(Short exercise):
Scan the records below. List lines holding "recursive".

[A block of data]
※ ※ ※
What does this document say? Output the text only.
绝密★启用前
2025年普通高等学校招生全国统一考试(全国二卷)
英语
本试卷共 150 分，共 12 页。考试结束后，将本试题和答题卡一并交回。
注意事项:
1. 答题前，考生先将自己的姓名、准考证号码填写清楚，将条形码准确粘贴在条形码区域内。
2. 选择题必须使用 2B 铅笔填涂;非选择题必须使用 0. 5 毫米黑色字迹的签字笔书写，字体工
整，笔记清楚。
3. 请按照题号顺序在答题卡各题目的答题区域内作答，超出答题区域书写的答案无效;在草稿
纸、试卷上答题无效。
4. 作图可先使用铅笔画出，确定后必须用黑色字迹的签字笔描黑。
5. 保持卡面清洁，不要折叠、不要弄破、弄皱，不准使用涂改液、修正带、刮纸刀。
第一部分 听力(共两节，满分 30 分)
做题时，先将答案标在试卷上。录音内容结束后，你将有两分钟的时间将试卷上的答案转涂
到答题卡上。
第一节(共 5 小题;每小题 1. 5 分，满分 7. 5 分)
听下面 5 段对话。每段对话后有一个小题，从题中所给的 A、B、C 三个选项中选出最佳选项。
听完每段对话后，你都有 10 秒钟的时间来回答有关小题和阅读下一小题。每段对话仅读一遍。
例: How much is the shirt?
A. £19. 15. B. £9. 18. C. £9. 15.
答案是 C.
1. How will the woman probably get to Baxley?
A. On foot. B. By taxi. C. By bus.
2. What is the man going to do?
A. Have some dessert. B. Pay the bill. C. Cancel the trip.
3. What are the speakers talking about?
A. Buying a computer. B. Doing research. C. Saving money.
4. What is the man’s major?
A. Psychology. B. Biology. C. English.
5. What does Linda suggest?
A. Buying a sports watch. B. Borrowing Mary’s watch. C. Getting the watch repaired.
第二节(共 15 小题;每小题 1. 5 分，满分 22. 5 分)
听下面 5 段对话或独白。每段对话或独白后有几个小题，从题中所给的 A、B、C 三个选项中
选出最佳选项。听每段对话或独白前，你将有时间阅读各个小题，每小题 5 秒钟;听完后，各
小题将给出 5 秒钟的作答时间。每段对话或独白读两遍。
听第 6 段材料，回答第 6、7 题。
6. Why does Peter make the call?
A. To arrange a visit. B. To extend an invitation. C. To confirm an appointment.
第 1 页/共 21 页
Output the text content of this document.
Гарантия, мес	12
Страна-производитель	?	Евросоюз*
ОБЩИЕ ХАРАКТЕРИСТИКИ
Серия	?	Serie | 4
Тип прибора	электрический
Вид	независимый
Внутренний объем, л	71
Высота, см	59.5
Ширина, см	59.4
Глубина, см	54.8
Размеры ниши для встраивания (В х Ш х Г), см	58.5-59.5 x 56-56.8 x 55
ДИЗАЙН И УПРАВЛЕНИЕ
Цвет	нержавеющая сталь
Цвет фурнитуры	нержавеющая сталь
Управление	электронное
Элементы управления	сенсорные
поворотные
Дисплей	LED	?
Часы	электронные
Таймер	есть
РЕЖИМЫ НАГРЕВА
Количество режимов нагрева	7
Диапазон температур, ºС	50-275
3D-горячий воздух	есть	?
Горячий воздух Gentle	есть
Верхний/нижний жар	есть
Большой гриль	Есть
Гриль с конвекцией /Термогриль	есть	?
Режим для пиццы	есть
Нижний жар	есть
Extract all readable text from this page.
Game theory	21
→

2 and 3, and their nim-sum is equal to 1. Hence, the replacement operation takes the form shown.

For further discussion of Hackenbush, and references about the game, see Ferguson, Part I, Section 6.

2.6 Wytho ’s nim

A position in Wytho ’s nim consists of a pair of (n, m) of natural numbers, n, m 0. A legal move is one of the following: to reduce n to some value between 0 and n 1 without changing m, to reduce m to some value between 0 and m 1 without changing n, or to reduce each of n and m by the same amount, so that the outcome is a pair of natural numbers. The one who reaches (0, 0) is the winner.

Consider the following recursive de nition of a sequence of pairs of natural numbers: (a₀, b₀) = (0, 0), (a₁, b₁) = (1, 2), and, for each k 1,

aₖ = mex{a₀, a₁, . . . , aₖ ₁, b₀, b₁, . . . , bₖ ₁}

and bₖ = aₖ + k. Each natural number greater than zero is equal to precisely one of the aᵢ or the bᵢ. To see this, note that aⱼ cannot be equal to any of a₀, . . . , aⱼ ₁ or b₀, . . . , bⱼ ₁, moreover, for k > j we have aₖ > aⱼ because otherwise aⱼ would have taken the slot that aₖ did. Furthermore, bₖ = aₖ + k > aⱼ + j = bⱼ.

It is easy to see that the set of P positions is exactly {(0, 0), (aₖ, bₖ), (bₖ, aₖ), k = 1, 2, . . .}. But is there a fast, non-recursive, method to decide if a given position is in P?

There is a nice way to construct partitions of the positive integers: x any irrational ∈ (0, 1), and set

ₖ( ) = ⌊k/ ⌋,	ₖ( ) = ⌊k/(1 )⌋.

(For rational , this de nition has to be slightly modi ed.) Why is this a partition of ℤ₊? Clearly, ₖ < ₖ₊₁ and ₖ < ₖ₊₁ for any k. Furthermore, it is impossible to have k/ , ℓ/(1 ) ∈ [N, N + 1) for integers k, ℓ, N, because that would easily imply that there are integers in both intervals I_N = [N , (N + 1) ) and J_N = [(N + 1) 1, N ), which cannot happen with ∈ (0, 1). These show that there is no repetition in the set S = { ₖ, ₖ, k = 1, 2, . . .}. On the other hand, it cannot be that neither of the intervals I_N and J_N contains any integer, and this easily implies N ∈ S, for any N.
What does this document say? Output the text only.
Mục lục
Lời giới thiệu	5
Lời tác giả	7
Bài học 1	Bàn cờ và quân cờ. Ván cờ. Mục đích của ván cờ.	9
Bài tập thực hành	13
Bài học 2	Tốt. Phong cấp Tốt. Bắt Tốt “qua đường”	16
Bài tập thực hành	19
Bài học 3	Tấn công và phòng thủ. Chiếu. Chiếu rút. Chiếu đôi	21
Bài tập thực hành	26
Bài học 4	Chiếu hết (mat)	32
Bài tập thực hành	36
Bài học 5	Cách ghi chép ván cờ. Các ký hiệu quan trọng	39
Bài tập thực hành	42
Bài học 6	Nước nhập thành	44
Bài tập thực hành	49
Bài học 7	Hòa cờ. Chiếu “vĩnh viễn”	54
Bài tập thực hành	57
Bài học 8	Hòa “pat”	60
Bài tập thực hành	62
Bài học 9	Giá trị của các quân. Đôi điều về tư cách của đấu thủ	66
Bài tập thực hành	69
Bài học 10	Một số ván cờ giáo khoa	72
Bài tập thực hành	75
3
※ ※ ※
(Result of the exercise):
Consider the following recursive de nition of a sequence of pairs of natural numbers: (a₀, b₀) = (0, 0), (a₁, b₁) = (1, 2), and, for each k 1,
It is easy to see that the set of P positions is exactly {(0, 0), (aₖ, bₖ), (bₖ, aₖ), k = 1, 2, . . .}. But is there a fast, non-recursive, method to decide if a given position is in P?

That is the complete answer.